What to produce> Every line of the records that holds the word "subtitle" should be copied.

Raw data>
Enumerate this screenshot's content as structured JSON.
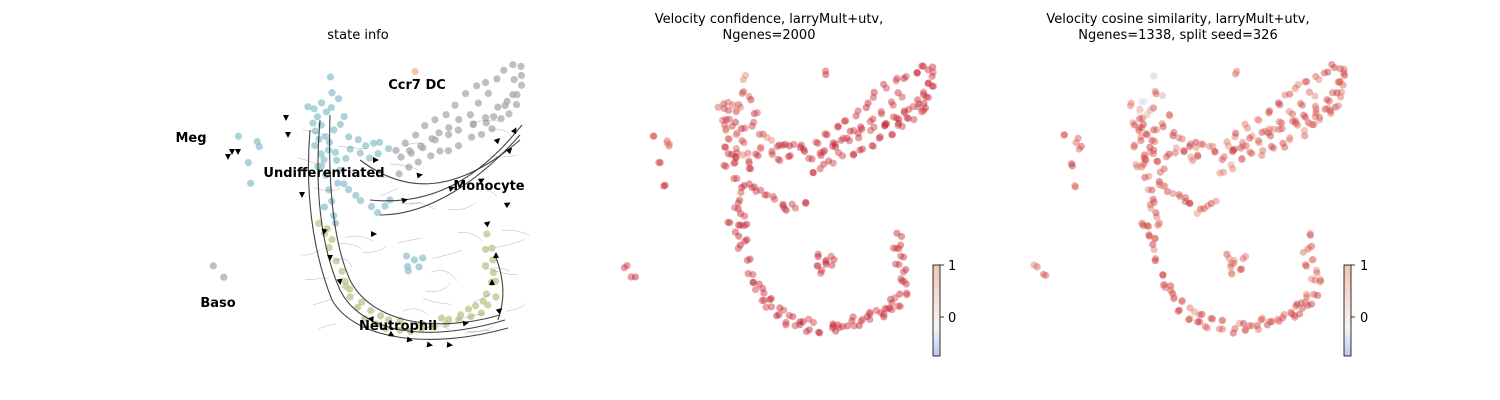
{
  "chart_data": [
    {
      "type": "scatter",
      "subtype": "velocity-stream-embedding",
      "title": "state info",
      "legend": "on data",
      "groups": [
        {
          "name": "Undifferentiated",
          "color": "#8fc4cc",
          "points": [
            [
              10,
              10
            ],
            [
              15,
              15
            ],
            [
              12,
              28
            ],
            [
              16,
              35
            ],
            [
              18,
              44
            ],
            [
              14,
              50
            ],
            [
              20,
              60
            ],
            [
              22,
              70
            ],
            [
              25,
              82
            ],
            [
              28,
              95
            ],
            [
              30,
              105
            ],
            [
              26,
              112
            ],
            [
              32,
              120
            ],
            [
              35,
              128
            ],
            [
              24,
              40
            ],
            [
              30,
              48
            ],
            [
              34,
              58
            ],
            [
              38,
              66
            ],
            [
              40,
              76
            ],
            [
              36,
              88
            ],
            [
              45,
              62
            ],
            [
              52,
              55
            ],
            [
              60,
              58
            ],
            [
              66,
              52
            ],
            [
              72,
              50
            ],
            [
              80,
              48
            ],
            [
              88,
              52
            ],
            [
              78,
              60
            ],
            [
              70,
              64
            ],
            [
              18,
              22
            ],
            [
              22,
              30
            ],
            [
              26,
              18
            ],
            [
              20,
              8
            ],
            [
              30,
              12
            ],
            [
              28,
              55
            ],
            [
              24,
              64
            ],
            [
              16,
              72
            ],
            [
              33,
              36
            ],
            [
              40,
              30
            ],
            [
              -40,
              52
            ],
            [
              -44,
              45
            ],
            [
              -60,
              40
            ],
            [
              -50,
              68
            ],
            [
              -48,
              90
            ],
            [
              42,
              90
            ],
            [
              48,
              96
            ],
            [
              56,
              100
            ],
            [
              62,
              104
            ],
            [
              70,
              110
            ],
            [
              76,
              116
            ],
            [
              84,
              112
            ],
            [
              92,
              106
            ],
            [
              110,
              178
            ],
            [
              114,
              166
            ],
            [
              118,
              172
            ],
            [
              122,
              164
            ],
            [
              105,
              162
            ],
            [
              108,
              170
            ],
            [
              32,
              -18
            ],
            [
              34,
              -4
            ],
            [
              38,
              2
            ],
            [
              46,
              20
            ],
            [
              50,
              40
            ],
            [
              58,
              44
            ]
          ]
        },
        {
          "name": "Monocyte",
          "color": "#a9a9a9",
          "points": [
            [
              100,
              80
            ],
            [
              110,
              72
            ],
            [
              120,
              66
            ],
            [
              130,
              60
            ],
            [
              140,
              58
            ],
            [
              150,
              54
            ],
            [
              160,
              50
            ],
            [
              170,
              44
            ],
            [
              180,
              38
            ],
            [
              190,
              32
            ],
            [
              200,
              24
            ],
            [
              210,
              18
            ],
            [
              215,
              10
            ],
            [
              218,
              0
            ],
            [
              220,
              -10
            ],
            [
              222,
              -20
            ],
            [
              220,
              -28
            ],
            [
              212,
              -30
            ],
            [
              205,
              -24
            ],
            [
              195,
              -18
            ],
            [
              185,
              -14
            ],
            [
              175,
              -8
            ],
            [
              165,
              0
            ],
            [
              155,
              10
            ],
            [
              145,
              18
            ],
            [
              135,
              26
            ],
            [
              125,
              32
            ],
            [
              115,
              40
            ],
            [
              105,
              48
            ],
            [
              95,
              56
            ],
            [
              100,
              64
            ],
            [
              112,
              58
            ],
            [
              124,
              52
            ],
            [
              136,
              46
            ],
            [
              148,
              40
            ],
            [
              160,
              34
            ],
            [
              172,
              28
            ],
            [
              184,
              22
            ],
            [
              196,
              14
            ],
            [
              206,
              6
            ],
            [
              212,
              -2
            ],
            [
              216,
              -14
            ],
            [
              190,
              0
            ],
            [
              180,
              10
            ],
            [
              170,
              18
            ],
            [
              160,
              26
            ],
            [
              150,
              32
            ],
            [
              140,
              38
            ],
            [
              130,
              44
            ],
            [
              120,
              50
            ],
            [
              110,
              56
            ],
            [
              175,
              30
            ],
            [
              185,
              26
            ],
            [
              195,
              20
            ],
            [
              205,
              12
            ]
          ]
        },
        {
          "name": "Neutrophil",
          "color": "#bfc38a",
          "points": [
            [
              20,
              128
            ],
            [
              26,
              140
            ],
            [
              30,
              152
            ],
            [
              36,
              166
            ],
            [
              40,
              178
            ],
            [
              46,
              192
            ],
            [
              52,
              204
            ],
            [
              58,
              214
            ],
            [
              66,
              222
            ],
            [
              76,
              228
            ],
            [
              86,
              232
            ],
            [
              98,
              234
            ],
            [
              110,
              236
            ],
            [
              122,
              234
            ],
            [
              134,
              232
            ],
            [
              146,
              228
            ],
            [
              158,
              224
            ],
            [
              170,
              220
            ],
            [
              180,
              216
            ],
            [
              188,
              210
            ],
            [
              194,
              200
            ],
            [
              196,
              188
            ],
            [
              194,
              176
            ],
            [
              192,
              164
            ],
            [
              190,
              152
            ],
            [
              188,
              140
            ],
            [
              44,
              188
            ],
            [
              60,
              206
            ],
            [
              80,
              220
            ],
            [
              100,
              226
            ],
            [
              120,
              228
            ],
            [
              140,
              224
            ],
            [
              160,
              220
            ],
            [
              176,
              212
            ],
            [
              186,
              200
            ],
            [
              190,
              186
            ],
            [
              186,
              170
            ],
            [
              184,
              156
            ],
            [
              28,
              132
            ],
            [
              34,
              146
            ],
            [
              50,
              196
            ],
            [
              70,
              214
            ],
            [
              90,
              226
            ],
            [
              130,
              230
            ],
            [
              150,
              226
            ],
            [
              168,
              216
            ],
            [
              182,
              206
            ]
          ]
        },
        {
          "name": "Megakaryocyte",
          "color": "#c1c7d3",
          "points": []
        },
        {
          "name": "Ccr7 DC",
          "color": "#f4b183",
          "points": [
            [
              114,
              -22
            ]
          ]
        },
        {
          "name": "Baso",
          "color": "#9aacbc",
          "points": [
            [
              -86,
              170
            ],
            [
              -78,
              182
            ]
          ]
        }
      ],
      "labels": [
        "Ccr7 DC",
        "Meg",
        "Undifferentiated",
        "Monocyte",
        "Baso",
        "Neutrophil"
      ]
    },
    {
      "type": "scatter",
      "title": "Velocity confidence, larryMult+utv,",
      "subtitle": "Ngenes=2000",
      "colormap": "coolwarm",
      "colorbar": {
        "ticks": [
          1,
          0
        ],
        "range": [
          -0.45,
          1
        ]
      },
      "value_summary": "most cells ~0.85-1.0 (dark red); lower values in the Undifferentiated/upper region"
    },
    {
      "type": "scatter",
      "title": "Velocity cosine similarity, larryMult+utv,",
      "subtitle": "Ngenes=1338, split seed=326",
      "colormap": "coolwarm",
      "colorbar": {
        "ticks": [
          1,
          0
        ],
        "range": [
          -0.45,
          1
        ]
      },
      "value_summary": "mostly 0.6-0.95 (red/salmon); some near 0 (white/blue) in the upper region"
    }
  ]
}
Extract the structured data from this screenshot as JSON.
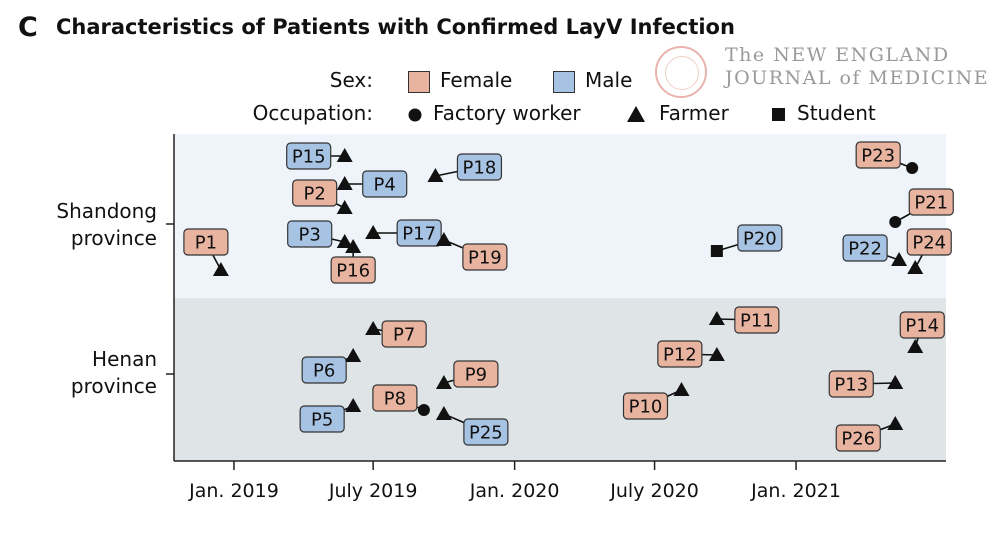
{
  "header": {
    "panel_letter": "C",
    "title": "Characteristics of Patients with Confirmed LayV Infection",
    "watermark_line1": "The NEW ENGLAND",
    "watermark_line2": "JOURNAL of MEDICINE"
  },
  "legend": {
    "sex_label": "Sex:",
    "female_label": "Female",
    "male_label": "Male",
    "occupation_label": "Occupation:",
    "factory_label": "Factory worker",
    "farmer_label": "Farmer",
    "student_label": "Student",
    "colors": {
      "female": "#e8b4a0",
      "male": "#a7c3e3"
    }
  },
  "chart_data": {
    "type": "scatter",
    "title": "Characteristics of Patients with Confirmed LayV Infection",
    "x_axis": {
      "type": "date",
      "range": [
        "2018-10-15",
        "2021-07-15"
      ],
      "ticks": [
        "2019-01-01",
        "2019-07-01",
        "2020-01-01",
        "2020-07-01",
        "2021-01-01"
      ],
      "tick_labels": [
        "Jan. 2019",
        "July 2019",
        "Jan. 2020",
        "July 2020",
        "Jan. 2021"
      ]
    },
    "y_groups": [
      {
        "name": "Shandong province",
        "label_lines": [
          "Shandong",
          "province"
        ],
        "background": "#eef4f9"
      },
      {
        "name": "Henan province",
        "label_lines": [
          "Henan",
          "province"
        ],
        "background": "#dfe4e6"
      }
    ],
    "patients": [
      {
        "id": "P1",
        "date": "2018-12-15",
        "province": "Shandong",
        "sex": "Female",
        "occupation": "Farmer"
      },
      {
        "id": "P2",
        "date": "2019-05-25",
        "province": "Shandong",
        "sex": "Female",
        "occupation": "Farmer"
      },
      {
        "id": "P3",
        "date": "2019-05-25",
        "province": "Shandong",
        "sex": "Male",
        "occupation": "Farmer"
      },
      {
        "id": "P4",
        "date": "2019-05-25",
        "province": "Shandong",
        "sex": "Male",
        "occupation": "Farmer"
      },
      {
        "id": "P15",
        "date": "2019-05-25",
        "province": "Shandong",
        "sex": "Male",
        "occupation": "Farmer"
      },
      {
        "id": "P16",
        "date": "2019-06-05",
        "province": "Shandong",
        "sex": "Female",
        "occupation": "Farmer"
      },
      {
        "id": "P17",
        "date": "2019-07-01",
        "province": "Shandong",
        "sex": "Male",
        "occupation": "Farmer"
      },
      {
        "id": "P18",
        "date": "2019-09-20",
        "province": "Shandong",
        "sex": "Male",
        "occupation": "Farmer"
      },
      {
        "id": "P19",
        "date": "2019-10-01",
        "province": "Shandong",
        "sex": "Female",
        "occupation": "Farmer"
      },
      {
        "id": "P20",
        "date": "2020-09-20",
        "province": "Shandong",
        "sex": "Male",
        "occupation": "Student"
      },
      {
        "id": "P21",
        "date": "2021-05-10",
        "province": "Shandong",
        "sex": "Female",
        "occupation": "Factory worker"
      },
      {
        "id": "P22",
        "date": "2021-05-15",
        "province": "Shandong",
        "sex": "Male",
        "occupation": "Farmer"
      },
      {
        "id": "P23",
        "date": "2021-06-01",
        "province": "Shandong",
        "sex": "Female",
        "occupation": "Factory worker"
      },
      {
        "id": "P24",
        "date": "2021-06-05",
        "province": "Shandong",
        "sex": "Female",
        "occupation": "Farmer"
      },
      {
        "id": "P5",
        "date": "2019-06-05",
        "province": "Henan",
        "sex": "Male",
        "occupation": "Farmer"
      },
      {
        "id": "P6",
        "date": "2019-06-05",
        "province": "Henan",
        "sex": "Male",
        "occupation": "Farmer"
      },
      {
        "id": "P7",
        "date": "2019-07-01",
        "province": "Henan",
        "sex": "Female",
        "occupation": "Farmer"
      },
      {
        "id": "P8",
        "date": "2019-09-05",
        "province": "Henan",
        "sex": "Female",
        "occupation": "Factory worker"
      },
      {
        "id": "P9",
        "date": "2019-10-01",
        "province": "Henan",
        "sex": "Female",
        "occupation": "Farmer"
      },
      {
        "id": "P25",
        "date": "2019-10-01",
        "province": "Henan",
        "sex": "Male",
        "occupation": "Farmer"
      },
      {
        "id": "P10",
        "date": "2020-08-05",
        "province": "Henan",
        "sex": "Female",
        "occupation": "Farmer"
      },
      {
        "id": "P11",
        "date": "2020-09-20",
        "province": "Henan",
        "sex": "Female",
        "occupation": "Farmer"
      },
      {
        "id": "P12",
        "date": "2020-09-20",
        "province": "Henan",
        "sex": "Female",
        "occupation": "Farmer"
      },
      {
        "id": "P13",
        "date": "2021-05-10",
        "province": "Henan",
        "sex": "Female",
        "occupation": "Farmer"
      },
      {
        "id": "P26",
        "date": "2021-05-10",
        "province": "Henan",
        "sex": "Female",
        "occupation": "Farmer"
      },
      {
        "id": "P14",
        "date": "2021-06-05",
        "province": "Henan",
        "sex": "Female",
        "occupation": "Farmer"
      }
    ]
  }
}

Answer>
      "subtitle": "Ngenes=2000",
      "subtitle": "Ngenes=1338, split seed=326",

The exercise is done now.